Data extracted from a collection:
==*==
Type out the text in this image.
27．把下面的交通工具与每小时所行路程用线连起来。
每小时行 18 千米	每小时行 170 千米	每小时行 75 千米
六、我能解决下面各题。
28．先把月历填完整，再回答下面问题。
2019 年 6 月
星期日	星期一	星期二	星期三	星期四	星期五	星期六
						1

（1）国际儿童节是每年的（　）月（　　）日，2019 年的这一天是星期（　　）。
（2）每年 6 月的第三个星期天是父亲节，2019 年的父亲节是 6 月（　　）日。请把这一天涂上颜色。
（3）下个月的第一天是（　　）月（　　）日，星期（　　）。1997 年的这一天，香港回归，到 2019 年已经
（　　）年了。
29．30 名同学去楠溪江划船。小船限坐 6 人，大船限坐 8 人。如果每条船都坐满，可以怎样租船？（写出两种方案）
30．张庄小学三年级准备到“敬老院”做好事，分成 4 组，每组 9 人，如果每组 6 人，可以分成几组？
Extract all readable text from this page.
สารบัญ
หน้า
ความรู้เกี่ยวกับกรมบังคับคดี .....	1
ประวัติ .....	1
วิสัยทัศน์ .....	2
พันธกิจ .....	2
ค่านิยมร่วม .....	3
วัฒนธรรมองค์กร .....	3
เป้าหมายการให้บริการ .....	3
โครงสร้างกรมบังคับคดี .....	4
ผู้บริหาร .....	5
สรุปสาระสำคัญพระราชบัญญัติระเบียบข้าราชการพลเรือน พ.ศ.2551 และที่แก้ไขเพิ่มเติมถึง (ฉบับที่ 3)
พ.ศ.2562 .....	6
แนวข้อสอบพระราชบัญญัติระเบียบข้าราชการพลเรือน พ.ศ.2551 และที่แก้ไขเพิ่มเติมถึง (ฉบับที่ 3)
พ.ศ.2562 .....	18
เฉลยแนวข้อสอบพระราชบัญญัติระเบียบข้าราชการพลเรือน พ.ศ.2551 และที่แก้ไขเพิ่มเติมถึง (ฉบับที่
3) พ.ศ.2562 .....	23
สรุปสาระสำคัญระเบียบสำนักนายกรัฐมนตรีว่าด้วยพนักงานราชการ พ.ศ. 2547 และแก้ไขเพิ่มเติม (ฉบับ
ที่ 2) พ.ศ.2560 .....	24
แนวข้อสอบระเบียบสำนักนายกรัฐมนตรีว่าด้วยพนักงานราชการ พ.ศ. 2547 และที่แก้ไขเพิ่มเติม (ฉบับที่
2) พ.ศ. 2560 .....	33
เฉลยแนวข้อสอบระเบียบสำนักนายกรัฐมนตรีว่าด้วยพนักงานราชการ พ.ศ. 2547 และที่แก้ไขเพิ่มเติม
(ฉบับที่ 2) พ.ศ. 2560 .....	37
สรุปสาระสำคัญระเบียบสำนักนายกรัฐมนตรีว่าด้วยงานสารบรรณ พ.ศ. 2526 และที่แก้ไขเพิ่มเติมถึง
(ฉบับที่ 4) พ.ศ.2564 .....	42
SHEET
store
==*==
### Task to complete
Extract each record, keeping it identical to the original.

### Exercise output
Type out the text in this image.
27．把下面的交通工具与每小时所行路程用线连起来。
每小时行 18 千米	每小时行 170 千米	每小时行 75 千米
六、我能解决下面各题。
28．先把月历填完整，再回答下面问题。
2019 年 6 月
星期日	星期一	星期二	星期三	星期四	星期五	星期六
						1

（1）国际儿童节是每年的（　）月（　　）日，2019 年的这一天是星期（　　）。
（2）每年 6 月的第三个星期天是父亲节，2019 年的父亲节是 6 月（　　）日。请把这一天涂上颜色。
（3）下个月的第一天是（　　）月（　　）日，星期（　　）。1997 年的这一天，香港回归，到 2019 年已经
（　　）年了。
29．30 名同学去楠溪江划船。小船限坐 6 人，大船限坐 8 人。如果每条船都坐满，可以怎样租船？（写出两种方案）
30．张庄小学三年级准备到“敬老院”做好事，分成 4 组，每组 9 人，如果每组 6 人，可以分成几组？
Extract all readable text from this page.
สารบัญ
หน้า
ความรู้เกี่ยวกับกรมบังคับคดี .....	1
ประวัติ .....	1
วิสัยทัศน์ .....	2
พันธกิจ .....	2
ค่านิยมร่วม .....	3
วัฒนธรรมองค์กร .....	3
เป้าหมายการให้บริการ .....	3
โครงสร้างกรมบังคับคดี .....	4
ผู้บริหาร .....	5
สรุปสาระสำคัญพระราชบัญญัติระเบียบข้าราชการพลเรือน พ.ศ.2551 และที่แก้ไขเพิ่มเติมถึง (ฉบับที่ 3)
พ.ศ.2562 .....	6
แนวข้อสอบพระราชบัญญัติระเบียบข้าราชการพลเรือน พ.ศ.2551 และที่แก้ไขเพิ่มเติมถึง (ฉบับที่ 3)
พ.ศ.2562 .....	18
เฉลยแนวข้อสอบพระราชบัญญัติระเบียบข้าราชการพลเรือน พ.ศ.2551 และที่แก้ไขเพิ่มเติมถึง (ฉบับที่
3) พ.ศ.2562 .....	23
สรุปสาระสำคัญระเบียบสำนักนายกรัฐมนตรีว่าด้วยพนักงานราชการ พ.ศ. 2547 และแก้ไขเพิ่มเติม (ฉบับ
ที่ 2) พ.ศ.2560 .....	24
แนวข้อสอบระเบียบสำนักนายกรัฐมนตรีว่าด้วยพนักงานราชการ พ.ศ. 2547 และที่แก้ไขเพิ่มเติม (ฉบับที่
2) พ.ศ. 2560 .....	33
เฉลยแนวข้อสอบระเบียบสำนักนายกรัฐมนตรีว่าด้วยพนักงานราชการ พ.ศ. 2547 และที่แก้ไขเพิ่มเติม
(ฉบับที่ 2) พ.ศ. 2560 .....	37
สรุปสาระสำคัญระเบียบสำนักนายกรัฐมนตรีว่าด้วยงานสารบรรณ พ.ศ. 2526 และที่แก้ไขเพิ่มเติมถึง
(ฉบับที่ 4) พ.ศ.2564 .....	42
SHEET
store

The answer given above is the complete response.